Description of the task: Gather the lines that hold the string "additional".

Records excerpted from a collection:
-- START --

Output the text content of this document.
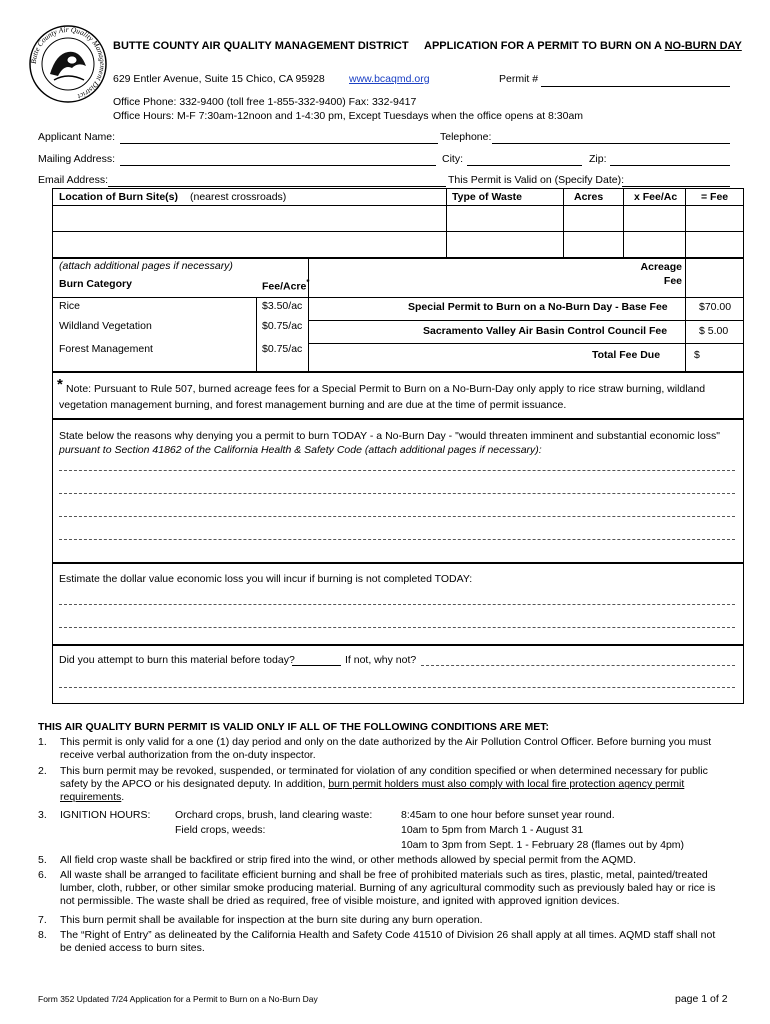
Butte County Air Quality Management District
BUTTE COUNTY AIR QUALITY MANAGEMENT DISTRICT APPLICATION FOR A PERMIT TO BURN ON A NO-BURN DAY
629 Entler Avenue, Suite 15 Chico, CA 95928 www.bcaqmd.org	Permit #
Office Phone: 332-9400 (toll free 1-855-332-9400) Fax: 332-9417
Office Hours: M-F 7:30am-12noon and 1-4:30 pm, Except Tuesdays when the office opens at 8:30am
Applicant Name:	Telephone:
Mailing Address:	City:	Zip:
Email Address:	This Permit is Valid on (Specify Date):
Location of Burn Site(s) (nearest crossroads)	Type of Waste	Acres	x Fee/Ac = Fee
(attach additional pages if necessary)	Acreage Fee
Burn Category	Fee/Acre*
Rice	$3.50/ac
Wildland Vegetation	$0.75/ac
Forest Management	$0.75/ac
Special Permit to Burn on a No-Burn Day - Base Fee	$70.00
Sacramento Valley Air Basin Control Council Fee	$ 5.00
Total Fee Due	$
* Note: Pursuant to Rule 507, burned acreage fees for a Special Permit to Burn on a No-Burn-Day only apply to rice straw burning, wildland
vegetation management burning, and forest management burning and are due at the time of permit issuance.
State below the reasons why denying you a permit to burn TODAY - a No-Burn Day - "would threaten imminent and substantial economic loss"
pursuant to Section 41862 of the California Health & Safety Code (attach additional pages if necessary):
Estimate the dollar value economic loss you will incur if burning is not completed TODAY:
Did you attempt to burn this material before today?	If not, why not?
THIS AIR QUALITY BURN PERMIT IS VALID ONLY IF ALL OF THE FOLLOWING CONDITIONS ARE MET:
1. This permit is only valid for a one (1) day period and only on the date authorized by the Air Pollution Control Officer. Before burning you must receive verbal authorization from the on-duty inspector.
2. This burn permit may be revoked, suspended, or terminated for violation of any condition specified or when determined necessary for public safety by the APCO or his designated deputy. In addition, burn permit holders must also comply with local fire protection agency permit requirements.
3. IGNITION HOURS: Orchard crops, brush, land clearing waste:	8:45am to one hour before sunset year round.
Field crops, weeds:	10am to 5pm from March 1 - August 31
10am to 3pm from Sept. 1 - February 28 (flames out by 4pm)
5. All field crop waste shall be backfired or strip fired into the wind, or other methods allowed by special permit from the AQMD.
6. All waste shall be arranged to facilitate efficient burning and shall be free of prohibited materials such as tires, plastic, metal, painted/treated lumber, cloth, rubber, or other similar smoke producing material. Burning of any agricultural commodity such as previously baled hay or rice is not permissible. The waste shall be dried as required, free of visible moisture, and ignited with approved ignition devices.
7. This burn permit shall be available for inspection at the burn site during any burn operation.
8. The “Right of Entry” as delineated by the California Health and Safety Code 41510 of Division 26 shall apply at all times. AQMD staff shall not be denied access to burn sites.
Form 352 Updated 7/24 Application for a Permit to Burn on a No-Burn Day	page 1 of 2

-- END --

Task answer:
(attach additional pages if necessary)	Acreage Fee
pursuant to Section 41862 of the California Health & Safety Code (attach additional pages if necessary):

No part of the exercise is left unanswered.